The task: From the records below, extract all the text exactly and leave the images behind.

Saved data entries:
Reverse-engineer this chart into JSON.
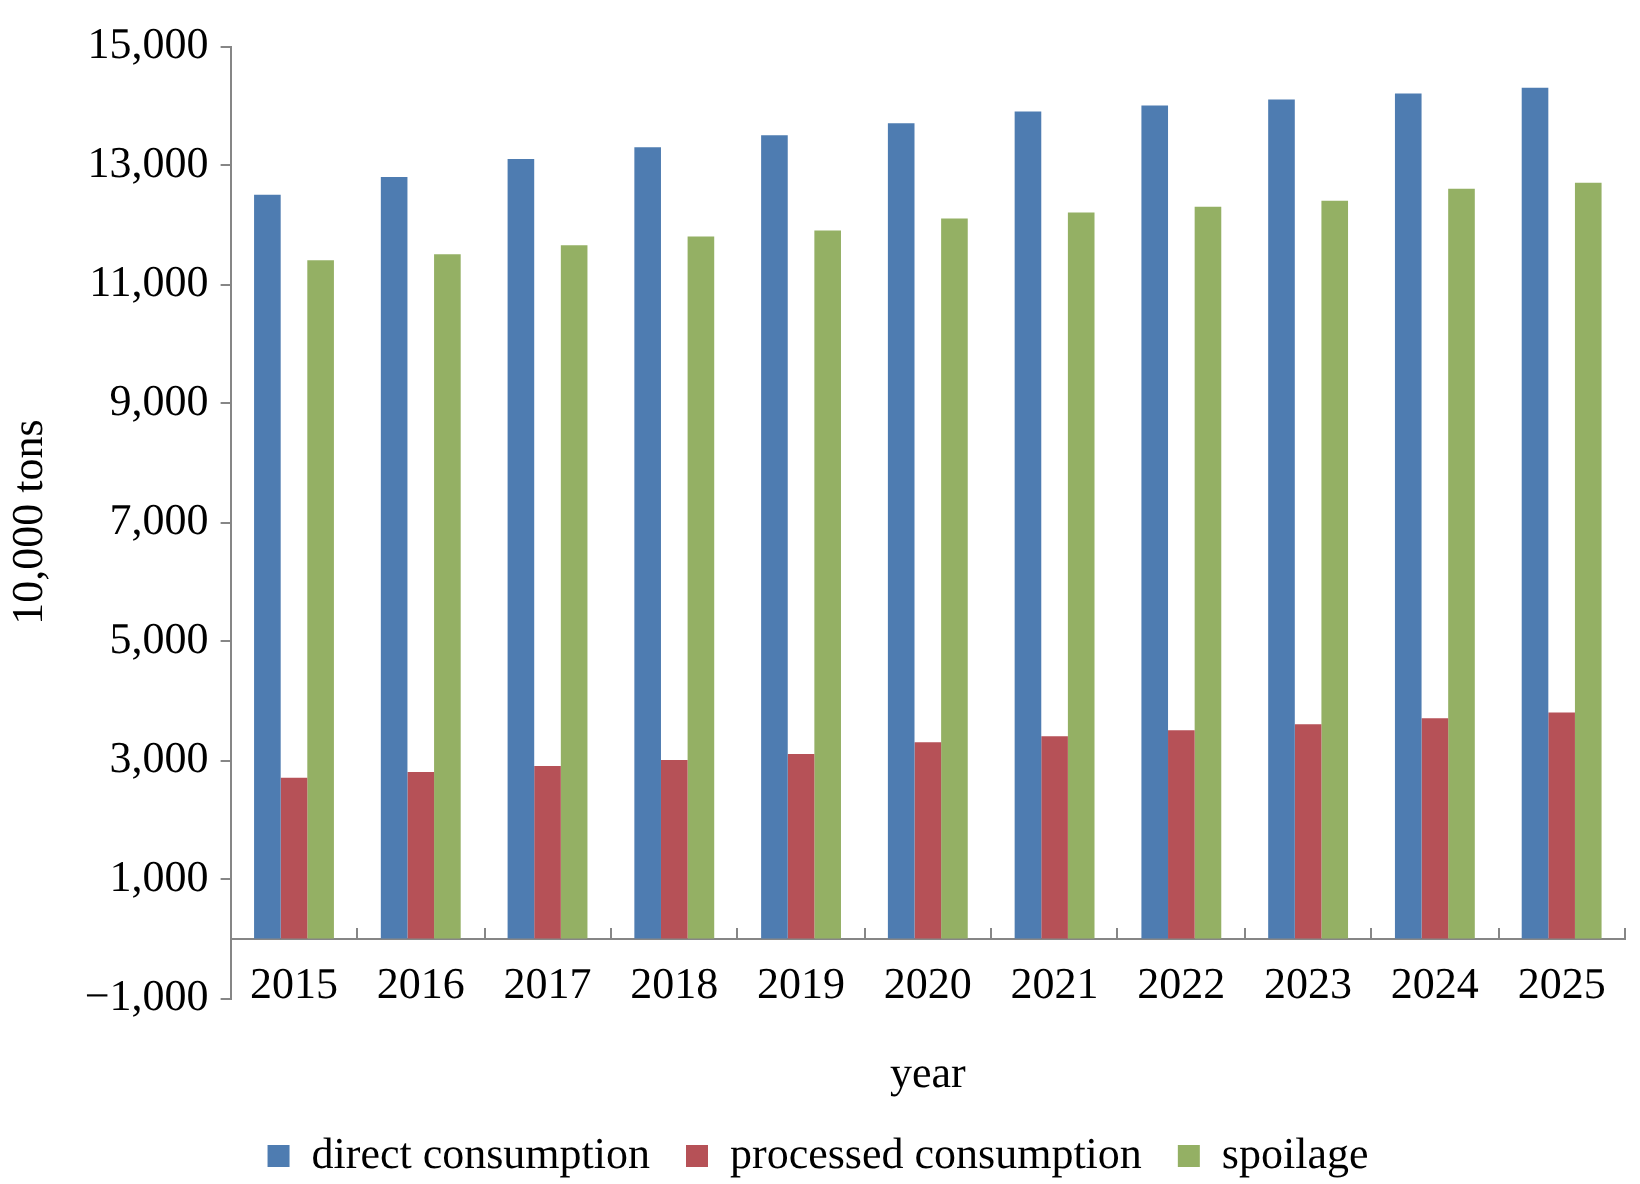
{
  "chart_data": {
    "type": "bar",
    "xlabel": "year",
    "ylabel": "10,000 tons",
    "categories": [
      "2015",
      "2016",
      "2017",
      "2018",
      "2019",
      "2020",
      "2021",
      "2022",
      "2023",
      "2024",
      "2025"
    ],
    "series": [
      {
        "name": "direct consumption",
        "color": "#4e7cb1",
        "values": [
          12500,
          12800,
          13100,
          13300,
          13500,
          13700,
          13900,
          14000,
          14100,
          14200,
          14300
        ]
      },
      {
        "name": "processed consumption",
        "color": "#b65157",
        "values": [
          2700,
          2800,
          2900,
          3000,
          3100,
          3300,
          3400,
          3500,
          3600,
          3700,
          3800
        ]
      },
      {
        "name": "spoilage",
        "color": "#94b064",
        "values": [
          11400,
          11500,
          11650,
          11800,
          11900,
          12100,
          12200,
          12300,
          12400,
          12600,
          12700
        ]
      }
    ],
    "ylim": [
      -1000,
      15000
    ],
    "yticks": [
      {
        "value": -1000,
        "label": "−1,000"
      },
      {
        "value": 1000,
        "label": "1,000"
      },
      {
        "value": 3000,
        "label": "3,000"
      },
      {
        "value": 5000,
        "label": "5,000"
      },
      {
        "value": 7000,
        "label": "7,000"
      },
      {
        "value": 9000,
        "label": "9,000"
      },
      {
        "value": 11000,
        "label": "11,000"
      },
      {
        "value": 13000,
        "label": "13,000"
      },
      {
        "value": 15000,
        "label": "15,000"
      }
    ],
    "grid": false,
    "legend": "bottom"
  }
}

Expected output:
Reverse-engineer this chart into JSON.
{
  "chart_data": {
    "type": "bar",
    "xlabel": "year",
    "ylabel": "10,000 tons",
    "categories": [
      "2015",
      "2016",
      "2017",
      "2018",
      "2019",
      "2020",
      "2021",
      "2022",
      "2023",
      "2024",
      "2025"
    ],
    "series": [
      {
        "name": "direct consumption",
        "color": "#4e7cb1",
        "values": [
          12500,
          12800,
          13100,
          13300,
          13500,
          13700,
          13900,
          14000,
          14100,
          14200,
          14300
        ]
      },
      {
        "name": "processed consumption",
        "color": "#b65157",
        "values": [
          2700,
          2800,
          2900,
          3000,
          3100,
          3300,
          3400,
          3500,
          3600,
          3700,
          3800
        ]
      },
      {
        "name": "spoilage",
        "color": "#94b064",
        "values": [
          11400,
          11500,
          11650,
          11800,
          11900,
          12100,
          12200,
          12300,
          12400,
          12600,
          12700
        ]
      }
    ],
    "ylim": [
      -1000,
      15000
    ],
    "yticks": [
      {
        "value": -1000,
        "label": "−1,000"
      },
      {
        "value": 1000,
        "label": "1,000"
      },
      {
        "value": 3000,
        "label": "3,000"
      },
      {
        "value": 5000,
        "label": "5,000"
      },
      {
        "value": 7000,
        "label": "7,000"
      },
      {
        "value": 9000,
        "label": "9,000"
      },
      {
        "value": 11000,
        "label": "11,000"
      },
      {
        "value": 13000,
        "label": "13,000"
      },
      {
        "value": 15000,
        "label": "15,000"
      }
    ],
    "grid": false,
    "legend": "bottom"
  }
}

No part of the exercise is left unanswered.